TASK TO CARRY OUT: Scan the records below for the word "공탁공무원" and give only the number of lines that hold it.

==== RECORD LIST

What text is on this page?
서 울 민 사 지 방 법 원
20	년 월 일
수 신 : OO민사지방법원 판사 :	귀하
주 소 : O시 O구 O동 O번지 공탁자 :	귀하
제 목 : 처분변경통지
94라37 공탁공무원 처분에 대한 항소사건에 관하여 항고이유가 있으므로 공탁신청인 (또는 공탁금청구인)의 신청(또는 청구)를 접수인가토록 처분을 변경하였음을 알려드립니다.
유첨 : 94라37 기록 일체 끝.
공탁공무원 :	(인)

========

THE OUTPUT: 2